- **Exercise aim**
Scan the data. Collect each line that contains the word "title".

═════ The input ═════

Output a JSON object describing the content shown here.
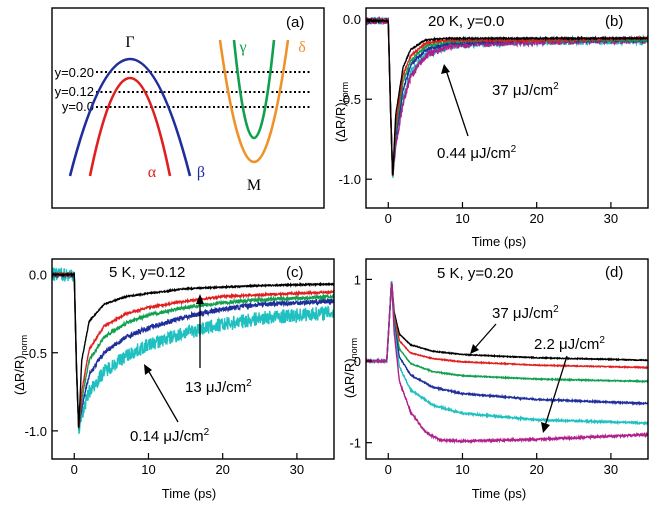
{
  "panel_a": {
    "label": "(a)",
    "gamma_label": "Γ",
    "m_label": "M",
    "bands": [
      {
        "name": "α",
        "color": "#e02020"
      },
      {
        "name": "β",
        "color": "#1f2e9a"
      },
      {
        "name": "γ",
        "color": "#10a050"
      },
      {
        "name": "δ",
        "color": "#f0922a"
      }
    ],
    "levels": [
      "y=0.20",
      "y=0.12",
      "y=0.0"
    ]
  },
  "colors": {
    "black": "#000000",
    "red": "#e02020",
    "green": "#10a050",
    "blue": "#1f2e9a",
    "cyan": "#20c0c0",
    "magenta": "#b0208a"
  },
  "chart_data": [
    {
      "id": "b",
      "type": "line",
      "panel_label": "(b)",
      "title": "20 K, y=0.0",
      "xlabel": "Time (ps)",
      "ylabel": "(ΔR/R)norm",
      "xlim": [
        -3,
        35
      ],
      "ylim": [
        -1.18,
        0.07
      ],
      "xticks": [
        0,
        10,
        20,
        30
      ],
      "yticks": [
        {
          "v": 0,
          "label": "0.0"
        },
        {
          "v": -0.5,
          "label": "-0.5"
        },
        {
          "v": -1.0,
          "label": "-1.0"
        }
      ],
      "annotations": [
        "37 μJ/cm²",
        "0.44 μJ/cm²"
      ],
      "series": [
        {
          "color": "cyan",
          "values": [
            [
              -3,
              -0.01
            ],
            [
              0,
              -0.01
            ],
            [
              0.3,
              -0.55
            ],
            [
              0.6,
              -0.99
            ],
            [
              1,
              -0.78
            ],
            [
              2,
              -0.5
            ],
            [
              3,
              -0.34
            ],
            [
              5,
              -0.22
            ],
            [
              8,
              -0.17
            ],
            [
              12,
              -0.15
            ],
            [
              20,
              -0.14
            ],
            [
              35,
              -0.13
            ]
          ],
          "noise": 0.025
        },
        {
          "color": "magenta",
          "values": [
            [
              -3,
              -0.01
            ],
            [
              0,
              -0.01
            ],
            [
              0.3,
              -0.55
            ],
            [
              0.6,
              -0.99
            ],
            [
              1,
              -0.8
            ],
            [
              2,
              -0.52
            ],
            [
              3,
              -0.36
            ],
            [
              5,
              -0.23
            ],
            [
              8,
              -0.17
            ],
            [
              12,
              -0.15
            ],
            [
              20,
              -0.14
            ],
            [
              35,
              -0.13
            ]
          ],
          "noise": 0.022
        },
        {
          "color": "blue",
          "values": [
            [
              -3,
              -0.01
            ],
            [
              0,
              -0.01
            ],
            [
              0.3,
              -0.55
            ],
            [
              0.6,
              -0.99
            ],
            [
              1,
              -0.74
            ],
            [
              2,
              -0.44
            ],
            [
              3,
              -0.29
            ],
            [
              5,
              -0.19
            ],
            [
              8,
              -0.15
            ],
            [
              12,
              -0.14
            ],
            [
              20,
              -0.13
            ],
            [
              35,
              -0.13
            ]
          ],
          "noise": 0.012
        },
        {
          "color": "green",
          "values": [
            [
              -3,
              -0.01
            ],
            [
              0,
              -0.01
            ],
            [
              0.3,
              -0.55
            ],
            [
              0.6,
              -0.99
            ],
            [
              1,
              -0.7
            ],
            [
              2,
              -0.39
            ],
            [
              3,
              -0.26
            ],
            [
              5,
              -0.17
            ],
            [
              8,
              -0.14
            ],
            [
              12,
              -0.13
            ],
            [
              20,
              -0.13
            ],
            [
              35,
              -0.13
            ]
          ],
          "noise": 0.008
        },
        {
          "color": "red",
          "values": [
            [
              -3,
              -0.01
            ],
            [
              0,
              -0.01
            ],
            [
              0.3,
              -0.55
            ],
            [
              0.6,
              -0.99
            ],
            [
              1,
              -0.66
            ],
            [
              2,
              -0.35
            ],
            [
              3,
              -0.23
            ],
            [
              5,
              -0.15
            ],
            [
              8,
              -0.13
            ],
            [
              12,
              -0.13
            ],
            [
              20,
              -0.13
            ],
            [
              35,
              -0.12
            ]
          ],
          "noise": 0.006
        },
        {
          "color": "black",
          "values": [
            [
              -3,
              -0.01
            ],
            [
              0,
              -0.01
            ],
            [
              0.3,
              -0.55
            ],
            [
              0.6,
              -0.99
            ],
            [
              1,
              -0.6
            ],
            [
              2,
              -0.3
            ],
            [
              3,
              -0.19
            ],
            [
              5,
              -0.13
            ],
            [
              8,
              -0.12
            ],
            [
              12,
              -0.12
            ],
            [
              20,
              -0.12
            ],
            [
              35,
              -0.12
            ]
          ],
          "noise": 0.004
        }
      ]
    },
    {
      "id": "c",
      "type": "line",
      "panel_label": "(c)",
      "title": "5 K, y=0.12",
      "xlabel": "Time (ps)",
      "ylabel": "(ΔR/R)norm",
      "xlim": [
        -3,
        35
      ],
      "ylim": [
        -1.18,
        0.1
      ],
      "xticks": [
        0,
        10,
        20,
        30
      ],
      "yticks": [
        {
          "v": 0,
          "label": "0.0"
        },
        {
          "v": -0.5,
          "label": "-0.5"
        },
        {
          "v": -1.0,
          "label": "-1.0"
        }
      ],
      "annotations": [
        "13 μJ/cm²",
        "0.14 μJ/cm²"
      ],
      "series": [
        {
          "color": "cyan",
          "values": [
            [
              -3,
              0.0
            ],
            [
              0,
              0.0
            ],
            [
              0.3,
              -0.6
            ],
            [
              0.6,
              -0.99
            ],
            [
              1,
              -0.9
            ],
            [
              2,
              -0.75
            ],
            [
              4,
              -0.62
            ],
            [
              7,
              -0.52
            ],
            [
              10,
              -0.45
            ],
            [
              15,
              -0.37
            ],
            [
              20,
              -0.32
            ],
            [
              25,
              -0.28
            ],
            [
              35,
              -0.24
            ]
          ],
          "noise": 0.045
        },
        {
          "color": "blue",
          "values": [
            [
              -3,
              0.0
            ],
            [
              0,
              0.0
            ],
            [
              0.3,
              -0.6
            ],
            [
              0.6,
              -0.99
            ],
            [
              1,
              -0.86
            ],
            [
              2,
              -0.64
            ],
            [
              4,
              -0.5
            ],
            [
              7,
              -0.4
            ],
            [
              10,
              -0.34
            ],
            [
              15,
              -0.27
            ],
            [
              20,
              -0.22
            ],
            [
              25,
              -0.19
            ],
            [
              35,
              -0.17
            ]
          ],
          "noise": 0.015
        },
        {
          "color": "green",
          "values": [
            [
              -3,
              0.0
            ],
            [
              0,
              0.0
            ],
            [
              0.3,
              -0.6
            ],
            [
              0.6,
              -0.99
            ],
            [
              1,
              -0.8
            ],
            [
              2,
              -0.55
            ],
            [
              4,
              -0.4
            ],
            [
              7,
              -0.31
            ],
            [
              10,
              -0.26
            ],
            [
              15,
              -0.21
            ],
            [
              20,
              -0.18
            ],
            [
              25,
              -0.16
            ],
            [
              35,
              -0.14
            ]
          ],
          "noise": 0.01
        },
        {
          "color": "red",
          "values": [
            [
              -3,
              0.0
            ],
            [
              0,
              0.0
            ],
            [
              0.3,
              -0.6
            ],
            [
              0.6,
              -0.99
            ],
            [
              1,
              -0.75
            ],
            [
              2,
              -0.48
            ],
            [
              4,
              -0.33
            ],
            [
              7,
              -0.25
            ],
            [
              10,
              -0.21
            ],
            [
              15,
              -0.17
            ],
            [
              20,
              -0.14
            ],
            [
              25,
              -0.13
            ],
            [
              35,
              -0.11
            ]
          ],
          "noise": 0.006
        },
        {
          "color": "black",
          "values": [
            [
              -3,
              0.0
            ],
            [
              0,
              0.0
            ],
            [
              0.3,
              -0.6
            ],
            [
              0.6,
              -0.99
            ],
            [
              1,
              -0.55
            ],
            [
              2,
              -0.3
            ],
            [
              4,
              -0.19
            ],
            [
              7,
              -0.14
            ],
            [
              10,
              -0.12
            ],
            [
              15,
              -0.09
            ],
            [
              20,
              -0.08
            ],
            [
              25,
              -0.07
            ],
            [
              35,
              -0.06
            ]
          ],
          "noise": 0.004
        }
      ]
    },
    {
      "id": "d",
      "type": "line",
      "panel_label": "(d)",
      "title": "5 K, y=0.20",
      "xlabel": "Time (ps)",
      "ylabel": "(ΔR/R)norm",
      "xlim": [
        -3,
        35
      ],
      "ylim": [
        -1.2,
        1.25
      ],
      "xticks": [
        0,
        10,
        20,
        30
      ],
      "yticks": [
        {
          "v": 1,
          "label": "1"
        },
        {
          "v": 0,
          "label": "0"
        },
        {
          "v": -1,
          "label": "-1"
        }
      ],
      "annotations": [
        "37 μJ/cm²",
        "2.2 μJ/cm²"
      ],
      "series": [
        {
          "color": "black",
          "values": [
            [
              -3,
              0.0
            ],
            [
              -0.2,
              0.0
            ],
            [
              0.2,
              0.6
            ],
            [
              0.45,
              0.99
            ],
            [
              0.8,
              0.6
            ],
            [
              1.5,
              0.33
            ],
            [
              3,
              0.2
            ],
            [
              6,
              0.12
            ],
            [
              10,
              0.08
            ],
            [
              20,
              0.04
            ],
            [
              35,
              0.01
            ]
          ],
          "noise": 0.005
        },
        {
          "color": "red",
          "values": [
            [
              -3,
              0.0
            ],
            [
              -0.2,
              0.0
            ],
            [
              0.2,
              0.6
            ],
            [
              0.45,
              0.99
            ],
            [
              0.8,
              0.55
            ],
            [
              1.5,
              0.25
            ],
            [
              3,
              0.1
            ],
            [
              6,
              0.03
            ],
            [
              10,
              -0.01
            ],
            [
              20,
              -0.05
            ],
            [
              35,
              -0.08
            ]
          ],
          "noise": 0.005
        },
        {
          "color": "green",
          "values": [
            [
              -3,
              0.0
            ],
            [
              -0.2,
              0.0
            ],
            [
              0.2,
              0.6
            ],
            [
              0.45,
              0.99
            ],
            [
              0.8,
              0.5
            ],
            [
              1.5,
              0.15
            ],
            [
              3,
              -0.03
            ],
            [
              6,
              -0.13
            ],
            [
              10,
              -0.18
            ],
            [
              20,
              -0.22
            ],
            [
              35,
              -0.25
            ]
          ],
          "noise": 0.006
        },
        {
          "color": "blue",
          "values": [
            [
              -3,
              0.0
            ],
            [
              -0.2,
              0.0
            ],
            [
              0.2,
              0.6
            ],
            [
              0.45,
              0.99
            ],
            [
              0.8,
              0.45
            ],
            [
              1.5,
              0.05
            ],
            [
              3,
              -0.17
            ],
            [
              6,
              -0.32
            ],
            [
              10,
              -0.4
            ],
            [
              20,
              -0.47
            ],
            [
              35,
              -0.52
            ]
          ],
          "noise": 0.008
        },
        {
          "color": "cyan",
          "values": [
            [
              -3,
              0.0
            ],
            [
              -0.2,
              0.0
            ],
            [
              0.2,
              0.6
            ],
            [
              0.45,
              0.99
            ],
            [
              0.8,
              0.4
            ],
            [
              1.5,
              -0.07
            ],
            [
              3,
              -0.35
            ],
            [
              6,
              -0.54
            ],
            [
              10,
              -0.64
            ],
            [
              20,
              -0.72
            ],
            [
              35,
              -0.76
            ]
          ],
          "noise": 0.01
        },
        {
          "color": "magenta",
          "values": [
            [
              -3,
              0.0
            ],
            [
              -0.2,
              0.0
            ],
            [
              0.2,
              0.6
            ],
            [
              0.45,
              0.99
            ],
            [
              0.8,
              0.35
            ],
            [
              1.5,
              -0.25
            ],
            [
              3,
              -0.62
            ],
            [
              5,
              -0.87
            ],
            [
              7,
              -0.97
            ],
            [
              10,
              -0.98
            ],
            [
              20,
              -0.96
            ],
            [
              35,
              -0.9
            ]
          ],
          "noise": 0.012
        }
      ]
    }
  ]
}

═════

- **Task solution**
      "title": "20 K, y=0.0",
      "title": "5 K, y=0.12",
      "title": "5 K, y=0.20",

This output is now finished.